§ **GOAL**
Reproduce the data below in full and exclude every picture.
-- START OF PROVIDED DATA --
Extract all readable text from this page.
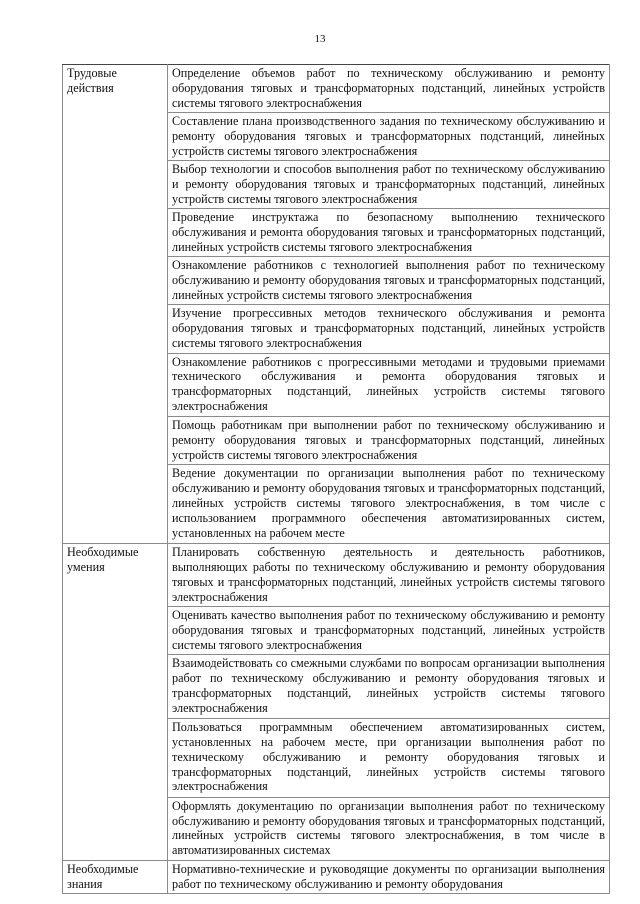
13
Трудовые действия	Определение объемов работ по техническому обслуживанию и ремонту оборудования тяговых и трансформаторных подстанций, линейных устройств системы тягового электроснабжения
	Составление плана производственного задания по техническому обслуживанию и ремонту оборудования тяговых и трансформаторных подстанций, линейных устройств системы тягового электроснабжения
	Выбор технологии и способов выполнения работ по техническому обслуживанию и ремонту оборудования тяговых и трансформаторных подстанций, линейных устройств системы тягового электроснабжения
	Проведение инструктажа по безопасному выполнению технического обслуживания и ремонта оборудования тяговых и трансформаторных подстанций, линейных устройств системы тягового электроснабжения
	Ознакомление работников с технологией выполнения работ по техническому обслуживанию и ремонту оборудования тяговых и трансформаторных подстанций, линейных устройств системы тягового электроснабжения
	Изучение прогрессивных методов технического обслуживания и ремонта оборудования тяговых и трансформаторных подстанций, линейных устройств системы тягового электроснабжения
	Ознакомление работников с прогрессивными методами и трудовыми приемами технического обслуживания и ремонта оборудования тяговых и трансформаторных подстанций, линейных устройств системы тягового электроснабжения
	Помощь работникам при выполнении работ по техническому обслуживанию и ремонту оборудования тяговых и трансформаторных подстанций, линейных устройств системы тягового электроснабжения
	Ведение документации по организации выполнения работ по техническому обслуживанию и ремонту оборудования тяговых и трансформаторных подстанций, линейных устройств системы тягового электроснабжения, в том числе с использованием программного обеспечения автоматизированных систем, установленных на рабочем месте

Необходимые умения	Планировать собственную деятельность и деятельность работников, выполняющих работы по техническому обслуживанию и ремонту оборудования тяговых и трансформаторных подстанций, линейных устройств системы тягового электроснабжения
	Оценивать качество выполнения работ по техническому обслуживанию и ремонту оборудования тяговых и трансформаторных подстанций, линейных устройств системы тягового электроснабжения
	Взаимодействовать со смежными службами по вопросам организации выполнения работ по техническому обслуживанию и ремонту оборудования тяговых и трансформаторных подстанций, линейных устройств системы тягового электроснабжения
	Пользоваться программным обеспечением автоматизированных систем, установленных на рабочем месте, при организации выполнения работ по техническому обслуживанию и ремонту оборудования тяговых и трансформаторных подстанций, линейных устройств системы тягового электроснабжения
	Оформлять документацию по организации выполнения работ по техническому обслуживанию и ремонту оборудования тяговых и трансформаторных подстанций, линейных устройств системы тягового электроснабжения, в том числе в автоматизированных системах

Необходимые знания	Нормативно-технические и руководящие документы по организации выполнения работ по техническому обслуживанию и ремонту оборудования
-- END OF PROVIDED DATA --
§ **OUTPUT BELOW**
Extract all readable text from this page.
13
Трудовые действия	Определение объемов работ по техническому обслуживанию и ремонту оборудования тяговых и трансформаторных подстанций, линейных устройств системы тягового электроснабжения
	Составление плана производственного задания по техническому обслуживанию и ремонту оборудования тяговых и трансформаторных подстанций, линейных устройств системы тягового электроснабжения
	Выбор технологии и способов выполнения работ по техническому обслуживанию и ремонту оборудования тяговых и трансформаторных подстанций, линейных устройств системы тягового электроснабжения
	Проведение инструктажа по безопасному выполнению технического обслуживания и ремонта оборудования тяговых и трансформаторных подстанций, линейных устройств системы тягового электроснабжения
	Ознакомление работников с технологией выполнения работ по техническому обслуживанию и ремонту оборудования тяговых и трансформаторных подстанций, линейных устройств системы тягового электроснабжения
	Изучение прогрессивных методов технического обслуживания и ремонта оборудования тяговых и трансформаторных подстанций, линейных устройств системы тягового электроснабжения
	Ознакомление работников с прогрессивными методами и трудовыми приемами технического обслуживания и ремонта оборудования тяговых и трансформаторных подстанций, линейных устройств системы тягового электроснабжения
	Помощь работникам при выполнении работ по техническому обслуживанию и ремонту оборудования тяговых и трансформаторных подстанций, линейных устройств системы тягового электроснабжения
	Ведение документации по организации выполнения работ по техническому обслуживанию и ремонту оборудования тяговых и трансформаторных подстанций, линейных устройств системы тягового электроснабжения, в том числе с использованием программного обеспечения автоматизированных систем, установленных на рабочем месте

Необходимые умения	Планировать собственную деятельность и деятельность работников, выполняющих работы по техническому обслуживанию и ремонту оборудования тяговых и трансформаторных подстанций, линейных устройств системы тягового электроснабжения
	Оценивать качество выполнения работ по техническому обслуживанию и ремонту оборудования тяговых и трансформаторных подстанций, линейных устройств системы тягового электроснабжения
	Взаимодействовать со смежными службами по вопросам организации выполнения работ по техническому обслуживанию и ремонту оборудования тяговых и трансформаторных подстанций, линейных устройств системы тягового электроснабжения
	Пользоваться программным обеспечением автоматизированных систем, установленных на рабочем месте, при организации выполнения работ по техническому обслуживанию и ремонту оборудования тяговых и трансформаторных подстанций, линейных устройств системы тягового электроснабжения
	Оформлять документацию по организации выполнения работ по техническому обслуживанию и ремонту оборудования тяговых и трансформаторных подстанций, линейных устройств системы тягового электроснабжения, в том числе в автоматизированных системах

Необходимые знания	Нормативно-технические и руководящие документы по организации выполнения работ по техническому обслуживанию и ремонту оборудования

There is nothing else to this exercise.